Requirement: Only lines with the word "this" are needed; collect each of them from the listing below.

Collection entries
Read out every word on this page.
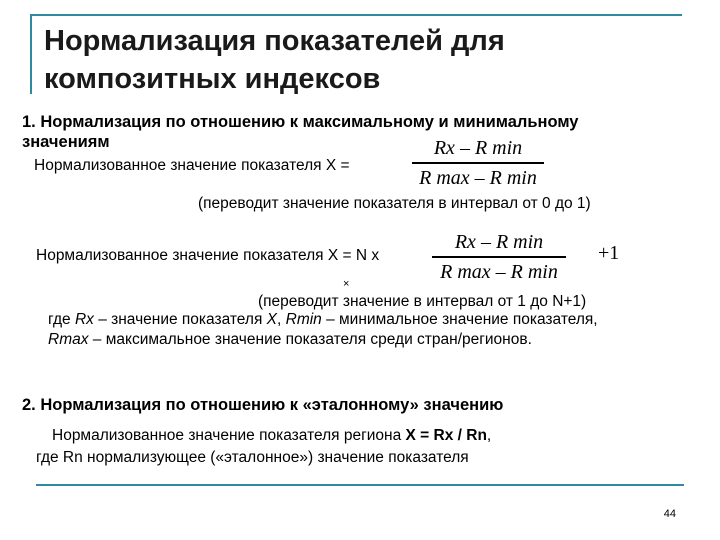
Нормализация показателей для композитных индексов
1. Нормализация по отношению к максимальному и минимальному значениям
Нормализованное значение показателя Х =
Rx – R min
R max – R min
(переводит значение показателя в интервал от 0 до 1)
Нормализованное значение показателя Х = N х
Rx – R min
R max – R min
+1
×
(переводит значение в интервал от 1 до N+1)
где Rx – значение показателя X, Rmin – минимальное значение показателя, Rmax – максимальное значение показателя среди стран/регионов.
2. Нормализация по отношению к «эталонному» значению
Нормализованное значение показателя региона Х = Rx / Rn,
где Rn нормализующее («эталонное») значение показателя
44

--

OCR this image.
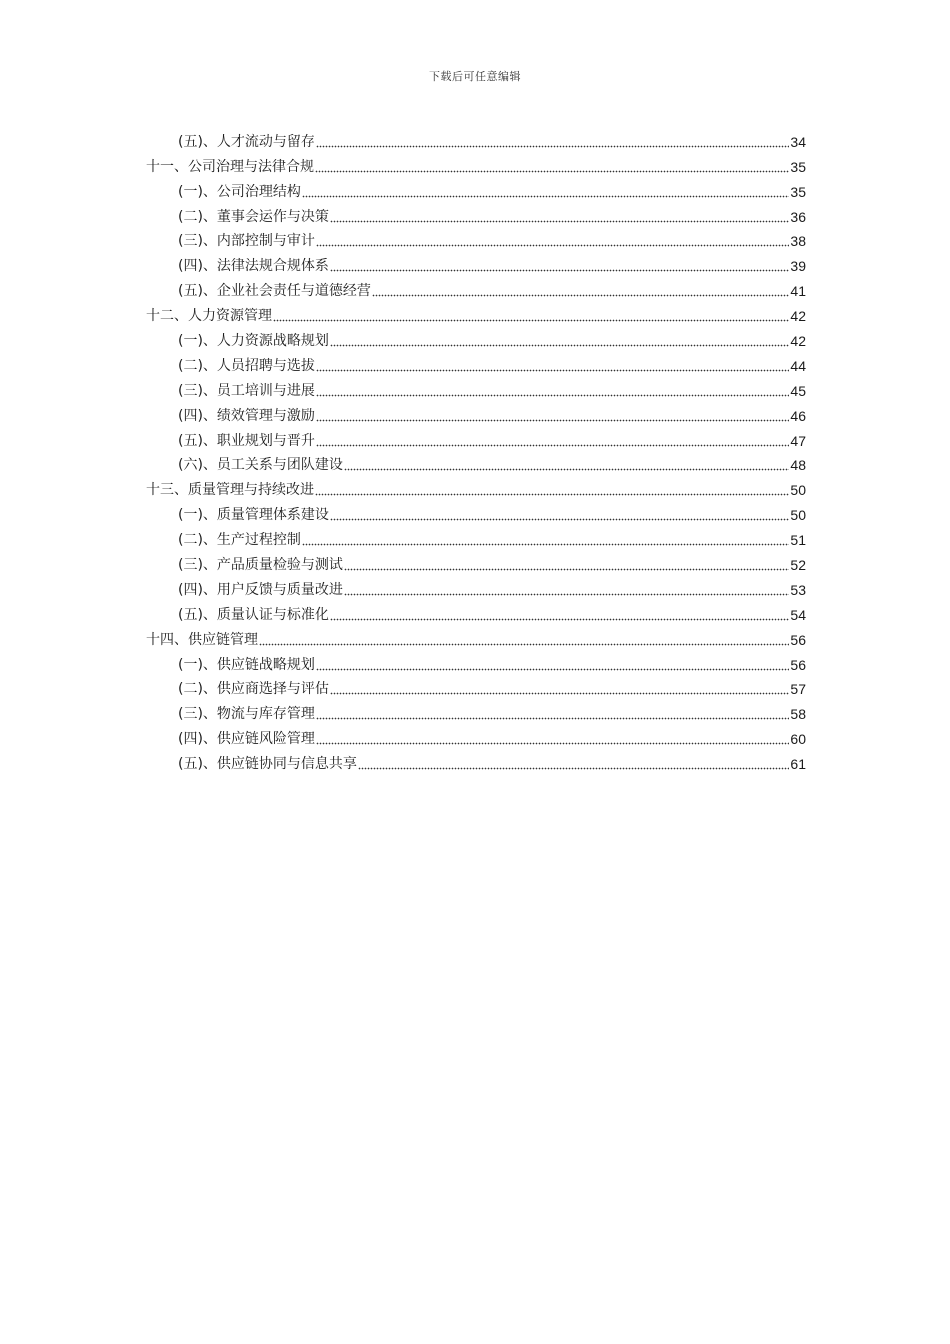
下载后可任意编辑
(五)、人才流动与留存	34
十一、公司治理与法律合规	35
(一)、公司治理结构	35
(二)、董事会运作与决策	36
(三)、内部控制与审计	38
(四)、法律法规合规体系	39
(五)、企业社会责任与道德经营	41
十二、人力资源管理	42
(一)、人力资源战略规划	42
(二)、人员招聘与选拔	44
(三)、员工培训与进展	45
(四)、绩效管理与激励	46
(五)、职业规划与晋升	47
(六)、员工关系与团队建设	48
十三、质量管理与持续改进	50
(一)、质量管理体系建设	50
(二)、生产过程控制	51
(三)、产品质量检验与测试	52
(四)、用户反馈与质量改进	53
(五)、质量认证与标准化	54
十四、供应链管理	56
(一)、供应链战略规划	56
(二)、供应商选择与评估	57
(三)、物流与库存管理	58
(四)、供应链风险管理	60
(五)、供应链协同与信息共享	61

Answer to the task:
Read out every word on this page.
OCR this image.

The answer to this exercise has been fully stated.